Copy every line of the data in which the word "Beam" occurs.

Extracted records:

◇ ◇ ◇ ◇ ◇ ◇ ◇

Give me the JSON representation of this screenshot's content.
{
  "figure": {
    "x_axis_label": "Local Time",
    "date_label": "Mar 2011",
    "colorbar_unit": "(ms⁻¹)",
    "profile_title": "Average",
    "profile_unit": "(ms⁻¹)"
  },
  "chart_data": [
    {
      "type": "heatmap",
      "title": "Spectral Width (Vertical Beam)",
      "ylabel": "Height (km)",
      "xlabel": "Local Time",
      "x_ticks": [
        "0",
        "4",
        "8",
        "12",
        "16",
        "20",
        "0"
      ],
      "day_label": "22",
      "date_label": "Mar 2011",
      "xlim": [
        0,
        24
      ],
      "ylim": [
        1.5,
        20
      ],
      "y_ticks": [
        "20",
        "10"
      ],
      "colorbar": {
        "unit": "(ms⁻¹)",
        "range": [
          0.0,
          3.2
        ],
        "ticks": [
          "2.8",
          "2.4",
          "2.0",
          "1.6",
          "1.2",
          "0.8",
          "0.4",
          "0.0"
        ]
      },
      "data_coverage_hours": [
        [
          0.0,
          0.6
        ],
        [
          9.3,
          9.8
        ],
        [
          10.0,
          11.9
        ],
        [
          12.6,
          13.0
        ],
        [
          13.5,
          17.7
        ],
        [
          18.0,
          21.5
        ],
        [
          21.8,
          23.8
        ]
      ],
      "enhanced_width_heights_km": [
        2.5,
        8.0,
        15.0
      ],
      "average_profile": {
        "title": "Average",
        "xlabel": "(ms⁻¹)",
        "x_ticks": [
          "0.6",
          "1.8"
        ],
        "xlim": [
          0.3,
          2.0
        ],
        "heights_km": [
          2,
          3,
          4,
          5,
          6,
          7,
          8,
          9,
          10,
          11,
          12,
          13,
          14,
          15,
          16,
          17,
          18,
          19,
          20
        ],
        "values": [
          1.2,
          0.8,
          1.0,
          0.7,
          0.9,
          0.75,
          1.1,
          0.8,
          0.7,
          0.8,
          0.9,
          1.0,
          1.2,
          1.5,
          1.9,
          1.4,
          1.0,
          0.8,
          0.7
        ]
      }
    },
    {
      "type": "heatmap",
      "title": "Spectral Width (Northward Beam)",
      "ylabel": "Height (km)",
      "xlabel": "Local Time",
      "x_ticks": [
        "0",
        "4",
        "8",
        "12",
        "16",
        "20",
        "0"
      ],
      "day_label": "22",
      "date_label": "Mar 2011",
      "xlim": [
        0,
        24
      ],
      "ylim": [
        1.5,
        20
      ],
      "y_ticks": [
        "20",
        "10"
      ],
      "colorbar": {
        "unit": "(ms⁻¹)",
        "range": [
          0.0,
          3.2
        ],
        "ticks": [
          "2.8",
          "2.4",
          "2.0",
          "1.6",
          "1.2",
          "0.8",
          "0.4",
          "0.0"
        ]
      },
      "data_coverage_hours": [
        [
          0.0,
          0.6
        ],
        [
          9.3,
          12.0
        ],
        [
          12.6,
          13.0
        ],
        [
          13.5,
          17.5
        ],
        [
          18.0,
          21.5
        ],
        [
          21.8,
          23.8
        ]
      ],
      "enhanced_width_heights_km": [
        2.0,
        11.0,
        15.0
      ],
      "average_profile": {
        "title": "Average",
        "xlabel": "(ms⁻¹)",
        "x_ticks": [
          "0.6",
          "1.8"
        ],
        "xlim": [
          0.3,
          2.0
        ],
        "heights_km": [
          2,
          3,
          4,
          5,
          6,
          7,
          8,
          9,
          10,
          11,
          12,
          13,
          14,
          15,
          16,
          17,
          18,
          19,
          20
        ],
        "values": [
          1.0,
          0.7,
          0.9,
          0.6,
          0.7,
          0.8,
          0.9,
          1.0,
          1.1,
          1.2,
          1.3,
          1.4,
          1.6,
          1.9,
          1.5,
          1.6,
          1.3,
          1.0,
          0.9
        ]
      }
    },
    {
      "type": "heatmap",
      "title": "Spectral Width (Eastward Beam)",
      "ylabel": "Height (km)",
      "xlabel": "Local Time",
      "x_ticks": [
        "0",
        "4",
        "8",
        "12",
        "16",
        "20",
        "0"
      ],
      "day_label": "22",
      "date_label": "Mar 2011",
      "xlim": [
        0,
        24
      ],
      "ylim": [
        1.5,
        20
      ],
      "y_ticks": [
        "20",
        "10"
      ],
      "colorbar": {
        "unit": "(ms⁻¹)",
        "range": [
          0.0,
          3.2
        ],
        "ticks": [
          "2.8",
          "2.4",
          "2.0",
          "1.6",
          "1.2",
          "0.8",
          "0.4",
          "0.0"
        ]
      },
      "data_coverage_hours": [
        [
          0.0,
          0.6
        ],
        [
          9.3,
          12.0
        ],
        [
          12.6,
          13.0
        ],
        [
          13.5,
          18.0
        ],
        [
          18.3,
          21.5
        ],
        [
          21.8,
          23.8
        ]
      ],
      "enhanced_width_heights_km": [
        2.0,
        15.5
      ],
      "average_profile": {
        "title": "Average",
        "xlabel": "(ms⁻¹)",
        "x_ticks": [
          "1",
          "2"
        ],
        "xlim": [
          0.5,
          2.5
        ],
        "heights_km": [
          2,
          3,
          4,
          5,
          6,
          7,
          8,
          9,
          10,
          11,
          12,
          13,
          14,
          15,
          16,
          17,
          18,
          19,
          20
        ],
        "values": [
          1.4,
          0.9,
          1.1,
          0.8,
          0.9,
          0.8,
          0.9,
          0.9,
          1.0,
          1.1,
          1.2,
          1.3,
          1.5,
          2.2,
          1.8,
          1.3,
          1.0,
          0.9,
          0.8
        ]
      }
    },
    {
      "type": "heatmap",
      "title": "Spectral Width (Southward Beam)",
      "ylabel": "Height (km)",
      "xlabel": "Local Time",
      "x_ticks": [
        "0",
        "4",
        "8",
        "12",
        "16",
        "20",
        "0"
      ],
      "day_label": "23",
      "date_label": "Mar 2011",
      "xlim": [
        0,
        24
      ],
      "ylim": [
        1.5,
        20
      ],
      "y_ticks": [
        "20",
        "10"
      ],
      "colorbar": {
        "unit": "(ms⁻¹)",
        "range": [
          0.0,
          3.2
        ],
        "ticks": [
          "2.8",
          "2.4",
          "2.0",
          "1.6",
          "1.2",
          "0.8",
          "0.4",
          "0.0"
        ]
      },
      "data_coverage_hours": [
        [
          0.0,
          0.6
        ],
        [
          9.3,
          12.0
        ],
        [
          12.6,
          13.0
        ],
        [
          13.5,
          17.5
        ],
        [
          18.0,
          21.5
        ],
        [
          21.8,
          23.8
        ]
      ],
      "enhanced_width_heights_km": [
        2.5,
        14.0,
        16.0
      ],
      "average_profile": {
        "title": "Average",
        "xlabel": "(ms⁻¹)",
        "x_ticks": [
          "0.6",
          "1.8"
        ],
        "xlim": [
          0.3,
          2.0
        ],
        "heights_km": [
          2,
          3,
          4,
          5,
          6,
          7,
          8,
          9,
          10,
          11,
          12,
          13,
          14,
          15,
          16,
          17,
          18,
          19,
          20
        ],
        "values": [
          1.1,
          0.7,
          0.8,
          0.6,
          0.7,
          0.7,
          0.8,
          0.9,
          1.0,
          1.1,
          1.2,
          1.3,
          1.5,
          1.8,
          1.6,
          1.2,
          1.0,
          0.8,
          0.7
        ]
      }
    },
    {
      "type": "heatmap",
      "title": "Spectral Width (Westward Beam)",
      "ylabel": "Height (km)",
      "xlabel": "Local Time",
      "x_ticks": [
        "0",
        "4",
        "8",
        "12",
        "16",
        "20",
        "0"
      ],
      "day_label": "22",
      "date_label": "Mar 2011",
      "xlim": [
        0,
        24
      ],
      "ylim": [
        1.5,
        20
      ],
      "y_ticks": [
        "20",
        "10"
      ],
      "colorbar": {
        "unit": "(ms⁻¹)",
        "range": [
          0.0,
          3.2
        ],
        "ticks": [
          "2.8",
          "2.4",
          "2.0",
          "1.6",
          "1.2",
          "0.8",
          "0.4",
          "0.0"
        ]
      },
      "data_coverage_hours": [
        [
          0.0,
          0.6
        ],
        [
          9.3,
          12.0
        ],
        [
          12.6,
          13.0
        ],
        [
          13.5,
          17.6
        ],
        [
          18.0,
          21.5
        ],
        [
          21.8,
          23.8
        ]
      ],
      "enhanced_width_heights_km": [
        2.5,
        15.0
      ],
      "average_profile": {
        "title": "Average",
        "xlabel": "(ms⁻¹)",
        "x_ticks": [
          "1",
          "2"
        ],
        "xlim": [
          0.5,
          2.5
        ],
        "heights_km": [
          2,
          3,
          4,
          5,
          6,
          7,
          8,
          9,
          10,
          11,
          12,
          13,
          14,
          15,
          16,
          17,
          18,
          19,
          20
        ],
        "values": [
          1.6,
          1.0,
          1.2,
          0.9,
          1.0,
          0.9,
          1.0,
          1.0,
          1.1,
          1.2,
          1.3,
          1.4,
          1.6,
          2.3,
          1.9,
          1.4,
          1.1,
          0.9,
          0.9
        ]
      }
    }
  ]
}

◇ ◇ ◇ ◇ ◇ ◇ ◇

Output for this task:
      "title": "Spectral Width (Vertical Beam)",
      "title": "Spectral Width (Northward Beam)",
      "title": "Spectral Width (Eastward Beam)",
      "title": "Spectral Width (Southward Beam)",
      "title": "Spectral Width (Westward Beam)",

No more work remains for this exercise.